US6010393A

US6010393A - Method of producing electronic devices with uniform resistance values

Info

Publication number: US6010393A
Application number: US09/032,474
Authority: US
Inventors: Masahiko Kawase; Ikuya Taniguchi; Ryoichi Urahara; Norimitsu Kitoh
Original assignee: Murata Manufacturing Co Ltd
Current assignee: Murata Manufacturing Co Ltd
Priority date: 1997-03-10
Filing date: 1998-02-26
Publication date: 2000-01-04
Anticipated expiration: 2018-02-26
Also published as: KR100286524B1; KR19980080077A; DE19807759B4; JP3028069B2; JPH10256005A; DE19807759A1

Abstract

After a plurality of electronic devices such as thermistor elements are produced, each having electrodes formed on the surface of a ceramic body, they are separated into groups according to their measured resistance values. Those with resistance values smaller than a specified allowable range are repaired, having their electrodes abraded such that their resistance values are increased and brought into the specified allowable range.

Description

BACKGROUND OF THE INVENTION

This invention relates to a method of producing electronic devices having electrodes formed on the surface of a ceramic body and in particular to a method of producing such electronic devices including the step of correcting the resistance values of the produced electronic device.

FIG. 5 shows a thermistor element 11 as an example of prior art electronic device, having electrodes 13 and 14 formed on the two main surfaces of a thermistor body 12 comprising a ceramic material with negative temperature characteristic comprising several kinds of transition metal oxides. To produce such thermistor elements, a mother thermistor wafer is prepared first and cut into many parts. In other words, a mother wafer with a relatively large surface area is prepared first, electrodes are formed all over its main surface, and this mother thermistor wafer is cut, say, by a dicing process, according to the specified size of the thermistor elements 11.

▸ WHAT IS EXPECTED
Pick up the patent text on producing electronic devices with uniform resistance values and continue it, starting after its final sentence. The rows that follow are separate material and have no connection to the patent text above.

▸ EXTRACTED ENTRIES

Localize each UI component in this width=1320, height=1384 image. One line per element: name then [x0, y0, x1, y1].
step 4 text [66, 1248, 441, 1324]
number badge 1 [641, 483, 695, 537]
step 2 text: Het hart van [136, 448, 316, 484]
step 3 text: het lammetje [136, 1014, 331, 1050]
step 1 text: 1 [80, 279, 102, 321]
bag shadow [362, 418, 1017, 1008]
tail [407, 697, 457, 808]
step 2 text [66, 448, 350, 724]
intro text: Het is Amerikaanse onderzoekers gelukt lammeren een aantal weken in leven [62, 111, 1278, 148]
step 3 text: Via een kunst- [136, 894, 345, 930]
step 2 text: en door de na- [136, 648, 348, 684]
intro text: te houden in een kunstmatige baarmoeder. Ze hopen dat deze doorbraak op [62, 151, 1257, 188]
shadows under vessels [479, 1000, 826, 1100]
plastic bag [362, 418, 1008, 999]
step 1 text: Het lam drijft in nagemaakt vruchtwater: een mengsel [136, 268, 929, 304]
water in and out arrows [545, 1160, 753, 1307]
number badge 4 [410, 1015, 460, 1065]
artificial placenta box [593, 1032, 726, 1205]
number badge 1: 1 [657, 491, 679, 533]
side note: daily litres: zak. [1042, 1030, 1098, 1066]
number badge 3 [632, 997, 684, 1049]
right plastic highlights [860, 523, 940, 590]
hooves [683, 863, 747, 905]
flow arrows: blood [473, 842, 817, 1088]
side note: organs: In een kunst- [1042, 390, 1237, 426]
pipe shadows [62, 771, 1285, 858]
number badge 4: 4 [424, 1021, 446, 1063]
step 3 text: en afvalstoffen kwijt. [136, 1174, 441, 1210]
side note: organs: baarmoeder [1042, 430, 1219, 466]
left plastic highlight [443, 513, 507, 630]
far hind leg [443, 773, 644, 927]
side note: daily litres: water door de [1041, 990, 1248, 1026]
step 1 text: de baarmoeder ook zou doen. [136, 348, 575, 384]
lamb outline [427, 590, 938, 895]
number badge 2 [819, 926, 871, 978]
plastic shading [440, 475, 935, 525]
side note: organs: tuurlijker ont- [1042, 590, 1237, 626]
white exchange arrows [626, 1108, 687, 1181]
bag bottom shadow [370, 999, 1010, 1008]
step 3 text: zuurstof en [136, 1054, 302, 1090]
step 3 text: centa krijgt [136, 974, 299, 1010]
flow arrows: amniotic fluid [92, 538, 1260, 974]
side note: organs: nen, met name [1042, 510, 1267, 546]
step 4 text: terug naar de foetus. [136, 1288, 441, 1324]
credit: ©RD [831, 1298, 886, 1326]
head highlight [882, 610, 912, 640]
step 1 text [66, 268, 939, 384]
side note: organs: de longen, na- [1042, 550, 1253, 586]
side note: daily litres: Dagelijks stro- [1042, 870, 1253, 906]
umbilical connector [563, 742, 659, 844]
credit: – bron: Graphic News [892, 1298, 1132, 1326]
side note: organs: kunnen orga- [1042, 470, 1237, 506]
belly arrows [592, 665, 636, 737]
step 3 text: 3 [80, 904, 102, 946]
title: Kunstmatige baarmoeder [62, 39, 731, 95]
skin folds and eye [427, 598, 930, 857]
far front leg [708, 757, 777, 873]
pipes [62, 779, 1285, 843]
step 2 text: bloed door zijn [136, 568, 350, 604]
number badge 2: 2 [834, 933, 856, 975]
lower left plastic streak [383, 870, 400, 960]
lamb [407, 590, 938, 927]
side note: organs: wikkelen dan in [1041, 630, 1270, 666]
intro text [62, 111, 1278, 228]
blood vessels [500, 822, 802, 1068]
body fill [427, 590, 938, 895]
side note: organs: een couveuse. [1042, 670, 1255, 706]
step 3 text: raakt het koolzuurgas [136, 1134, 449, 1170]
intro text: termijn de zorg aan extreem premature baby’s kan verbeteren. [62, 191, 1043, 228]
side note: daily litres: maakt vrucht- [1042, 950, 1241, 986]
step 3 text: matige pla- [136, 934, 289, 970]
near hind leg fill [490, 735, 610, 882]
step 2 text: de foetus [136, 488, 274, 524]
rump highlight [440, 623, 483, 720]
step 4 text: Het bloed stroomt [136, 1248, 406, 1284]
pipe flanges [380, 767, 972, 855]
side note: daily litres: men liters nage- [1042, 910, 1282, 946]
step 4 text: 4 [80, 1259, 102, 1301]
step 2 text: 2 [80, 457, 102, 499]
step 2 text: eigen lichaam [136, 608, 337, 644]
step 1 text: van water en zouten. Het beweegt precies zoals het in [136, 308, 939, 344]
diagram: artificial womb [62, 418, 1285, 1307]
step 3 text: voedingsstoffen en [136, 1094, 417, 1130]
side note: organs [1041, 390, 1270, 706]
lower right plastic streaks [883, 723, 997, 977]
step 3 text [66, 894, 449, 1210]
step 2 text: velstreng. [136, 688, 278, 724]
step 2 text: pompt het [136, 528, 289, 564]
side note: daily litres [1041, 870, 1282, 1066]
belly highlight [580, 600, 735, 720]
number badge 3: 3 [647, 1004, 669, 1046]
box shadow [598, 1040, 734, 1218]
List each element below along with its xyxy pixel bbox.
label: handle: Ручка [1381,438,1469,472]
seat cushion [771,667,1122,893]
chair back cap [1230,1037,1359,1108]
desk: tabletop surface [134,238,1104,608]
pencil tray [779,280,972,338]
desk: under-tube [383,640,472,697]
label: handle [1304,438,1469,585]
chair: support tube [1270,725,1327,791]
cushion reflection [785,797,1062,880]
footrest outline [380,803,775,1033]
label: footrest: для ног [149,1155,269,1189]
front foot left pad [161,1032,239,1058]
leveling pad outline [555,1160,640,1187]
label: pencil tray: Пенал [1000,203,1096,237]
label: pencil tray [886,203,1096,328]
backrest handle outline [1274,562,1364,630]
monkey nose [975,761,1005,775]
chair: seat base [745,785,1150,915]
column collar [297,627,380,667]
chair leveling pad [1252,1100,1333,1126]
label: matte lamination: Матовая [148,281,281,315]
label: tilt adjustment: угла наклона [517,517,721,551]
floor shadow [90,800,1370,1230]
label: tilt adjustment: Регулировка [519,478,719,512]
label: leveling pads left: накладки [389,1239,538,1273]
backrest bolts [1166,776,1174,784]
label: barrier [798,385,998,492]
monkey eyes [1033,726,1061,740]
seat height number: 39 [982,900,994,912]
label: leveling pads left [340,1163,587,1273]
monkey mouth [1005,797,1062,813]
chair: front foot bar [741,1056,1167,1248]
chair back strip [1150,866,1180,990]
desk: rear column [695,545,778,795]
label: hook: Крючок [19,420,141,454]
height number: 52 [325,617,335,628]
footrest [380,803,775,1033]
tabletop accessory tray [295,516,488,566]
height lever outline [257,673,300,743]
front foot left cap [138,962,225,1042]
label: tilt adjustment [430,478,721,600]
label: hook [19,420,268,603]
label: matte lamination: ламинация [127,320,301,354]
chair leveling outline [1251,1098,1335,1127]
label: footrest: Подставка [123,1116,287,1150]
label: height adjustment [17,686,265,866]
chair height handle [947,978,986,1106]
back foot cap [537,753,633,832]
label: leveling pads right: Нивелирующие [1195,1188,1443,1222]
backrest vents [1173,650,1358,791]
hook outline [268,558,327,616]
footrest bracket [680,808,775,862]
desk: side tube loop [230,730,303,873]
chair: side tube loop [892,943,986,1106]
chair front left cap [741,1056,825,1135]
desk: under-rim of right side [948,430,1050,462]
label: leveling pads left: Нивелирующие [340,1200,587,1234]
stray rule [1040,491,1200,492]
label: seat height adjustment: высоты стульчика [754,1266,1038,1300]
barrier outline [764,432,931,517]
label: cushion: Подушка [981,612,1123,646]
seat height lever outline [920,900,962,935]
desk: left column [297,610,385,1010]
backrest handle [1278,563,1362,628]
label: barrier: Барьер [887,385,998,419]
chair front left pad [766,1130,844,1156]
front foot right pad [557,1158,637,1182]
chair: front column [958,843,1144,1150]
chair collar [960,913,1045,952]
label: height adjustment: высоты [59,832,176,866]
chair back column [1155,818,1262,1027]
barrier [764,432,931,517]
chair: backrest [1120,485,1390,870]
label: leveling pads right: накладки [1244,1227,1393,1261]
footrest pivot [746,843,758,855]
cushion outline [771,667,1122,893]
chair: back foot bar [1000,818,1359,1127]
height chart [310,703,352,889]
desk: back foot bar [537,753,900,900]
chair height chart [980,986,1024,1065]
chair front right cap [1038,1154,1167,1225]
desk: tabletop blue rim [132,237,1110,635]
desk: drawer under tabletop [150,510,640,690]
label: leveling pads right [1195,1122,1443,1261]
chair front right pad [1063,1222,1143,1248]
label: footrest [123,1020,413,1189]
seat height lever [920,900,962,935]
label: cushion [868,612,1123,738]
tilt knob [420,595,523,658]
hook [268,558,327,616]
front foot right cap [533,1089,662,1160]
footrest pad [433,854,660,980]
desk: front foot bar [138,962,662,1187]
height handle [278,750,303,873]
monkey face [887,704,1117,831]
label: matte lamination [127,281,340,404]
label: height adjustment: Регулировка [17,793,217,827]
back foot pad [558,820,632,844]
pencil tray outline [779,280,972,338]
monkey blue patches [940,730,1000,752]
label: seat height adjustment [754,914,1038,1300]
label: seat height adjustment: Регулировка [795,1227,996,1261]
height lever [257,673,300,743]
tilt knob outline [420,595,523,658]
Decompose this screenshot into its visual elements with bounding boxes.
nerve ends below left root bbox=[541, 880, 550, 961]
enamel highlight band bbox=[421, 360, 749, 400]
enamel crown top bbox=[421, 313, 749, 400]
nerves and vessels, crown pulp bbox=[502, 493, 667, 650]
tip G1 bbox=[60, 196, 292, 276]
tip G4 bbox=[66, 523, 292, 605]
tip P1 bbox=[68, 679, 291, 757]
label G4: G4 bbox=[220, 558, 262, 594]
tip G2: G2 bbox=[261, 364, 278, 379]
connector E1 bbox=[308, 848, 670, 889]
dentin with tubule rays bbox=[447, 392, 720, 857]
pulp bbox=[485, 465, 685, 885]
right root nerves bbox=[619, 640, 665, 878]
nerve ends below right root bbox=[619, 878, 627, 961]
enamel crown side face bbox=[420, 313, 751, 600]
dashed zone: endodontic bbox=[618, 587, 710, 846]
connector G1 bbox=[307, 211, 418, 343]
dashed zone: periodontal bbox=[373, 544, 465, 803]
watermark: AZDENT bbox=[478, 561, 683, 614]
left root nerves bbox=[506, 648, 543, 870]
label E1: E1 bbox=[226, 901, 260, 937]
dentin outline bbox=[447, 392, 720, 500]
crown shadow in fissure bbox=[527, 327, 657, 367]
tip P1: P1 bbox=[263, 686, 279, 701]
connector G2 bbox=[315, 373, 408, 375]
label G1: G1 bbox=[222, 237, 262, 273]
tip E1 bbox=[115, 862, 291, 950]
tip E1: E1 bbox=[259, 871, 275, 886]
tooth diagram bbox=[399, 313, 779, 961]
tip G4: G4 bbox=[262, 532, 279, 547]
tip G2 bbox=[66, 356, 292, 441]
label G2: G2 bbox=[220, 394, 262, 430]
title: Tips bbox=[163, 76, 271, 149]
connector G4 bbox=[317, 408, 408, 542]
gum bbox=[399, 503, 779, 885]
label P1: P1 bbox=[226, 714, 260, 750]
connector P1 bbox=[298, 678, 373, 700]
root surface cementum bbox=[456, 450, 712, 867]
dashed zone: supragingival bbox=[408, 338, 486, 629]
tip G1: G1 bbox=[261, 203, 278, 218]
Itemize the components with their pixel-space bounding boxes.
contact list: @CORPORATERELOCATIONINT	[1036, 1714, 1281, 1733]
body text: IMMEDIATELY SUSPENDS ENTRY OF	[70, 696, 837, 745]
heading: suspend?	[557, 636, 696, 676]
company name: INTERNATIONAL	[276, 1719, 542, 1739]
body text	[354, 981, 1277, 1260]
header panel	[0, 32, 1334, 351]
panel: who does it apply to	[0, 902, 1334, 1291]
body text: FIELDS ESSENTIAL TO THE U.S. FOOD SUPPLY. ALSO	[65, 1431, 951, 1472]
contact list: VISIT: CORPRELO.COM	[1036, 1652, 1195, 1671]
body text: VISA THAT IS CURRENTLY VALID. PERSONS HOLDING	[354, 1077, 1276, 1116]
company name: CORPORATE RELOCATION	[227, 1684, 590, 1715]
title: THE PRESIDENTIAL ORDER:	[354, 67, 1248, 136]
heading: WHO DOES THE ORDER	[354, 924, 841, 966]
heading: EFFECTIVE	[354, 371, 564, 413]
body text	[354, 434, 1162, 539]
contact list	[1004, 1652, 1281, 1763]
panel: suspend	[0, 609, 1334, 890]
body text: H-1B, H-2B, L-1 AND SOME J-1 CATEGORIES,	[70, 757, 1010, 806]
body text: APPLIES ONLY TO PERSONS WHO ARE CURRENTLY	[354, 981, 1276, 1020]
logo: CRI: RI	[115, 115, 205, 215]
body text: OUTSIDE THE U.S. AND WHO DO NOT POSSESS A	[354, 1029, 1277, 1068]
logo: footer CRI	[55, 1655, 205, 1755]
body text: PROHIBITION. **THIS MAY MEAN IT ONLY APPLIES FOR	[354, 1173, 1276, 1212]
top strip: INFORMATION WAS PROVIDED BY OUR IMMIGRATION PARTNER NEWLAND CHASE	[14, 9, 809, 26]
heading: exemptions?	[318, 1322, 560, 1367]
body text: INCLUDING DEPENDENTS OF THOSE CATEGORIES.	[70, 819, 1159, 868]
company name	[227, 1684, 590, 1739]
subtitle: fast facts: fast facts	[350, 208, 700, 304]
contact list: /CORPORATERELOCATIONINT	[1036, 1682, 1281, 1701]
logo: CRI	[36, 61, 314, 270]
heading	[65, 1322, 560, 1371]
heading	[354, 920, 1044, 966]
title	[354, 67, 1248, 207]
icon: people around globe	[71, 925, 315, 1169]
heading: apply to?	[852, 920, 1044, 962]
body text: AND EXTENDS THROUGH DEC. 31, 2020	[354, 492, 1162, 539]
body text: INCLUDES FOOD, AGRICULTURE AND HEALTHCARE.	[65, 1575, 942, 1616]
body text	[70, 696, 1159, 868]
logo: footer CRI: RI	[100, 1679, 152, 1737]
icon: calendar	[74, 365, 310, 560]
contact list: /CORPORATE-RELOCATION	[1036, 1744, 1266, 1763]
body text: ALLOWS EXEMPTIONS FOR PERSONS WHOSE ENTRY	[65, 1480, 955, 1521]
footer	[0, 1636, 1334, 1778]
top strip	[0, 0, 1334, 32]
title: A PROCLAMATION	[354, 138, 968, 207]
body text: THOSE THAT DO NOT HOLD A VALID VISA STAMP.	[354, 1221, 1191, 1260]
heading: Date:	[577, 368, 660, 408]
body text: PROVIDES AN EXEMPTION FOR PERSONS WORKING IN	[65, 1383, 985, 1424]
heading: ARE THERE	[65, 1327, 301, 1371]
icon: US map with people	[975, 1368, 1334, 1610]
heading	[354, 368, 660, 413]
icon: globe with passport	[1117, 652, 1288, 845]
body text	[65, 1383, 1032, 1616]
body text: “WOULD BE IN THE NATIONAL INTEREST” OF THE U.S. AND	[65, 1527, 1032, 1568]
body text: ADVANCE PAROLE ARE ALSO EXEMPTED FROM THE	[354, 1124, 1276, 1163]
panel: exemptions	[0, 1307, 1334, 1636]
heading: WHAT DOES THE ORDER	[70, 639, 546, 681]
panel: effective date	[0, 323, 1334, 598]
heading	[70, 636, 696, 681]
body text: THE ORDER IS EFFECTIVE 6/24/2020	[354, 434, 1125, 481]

▸ WRITTEN ANSWER
Like other kinds of resistor elements, however, thermistor elements must have their resistance values within a specified target range according to a product standard. On the other hand, the resistance values of produced thermistor elements usually vary because of the non-uniformity not only in the resistance value of the thermistor body material but also in the size of the diced elements. Thus, there have been efforts both to reduce the variations in the material and to improve accuracy in dicing.

In spite of all such efforts, however, it is difficult to make the variations in the resistance value of produced thermistor elements extremely small. In fact, there were always not a few with resistance values outside the allowable range mixed among produced thermistor elements. In other words, the fraction of acceptable products was not sufficiently high and the efforts to reduce the production cost of thermistor elements have not been successful.

SUMMARY OF THE INVENTION

It is therefore an object of this invention to provide a method of more dependably producing electronic devices with their resistance values within a specified range and to thereby improve the fraction of good products and to reduce the overall production cost.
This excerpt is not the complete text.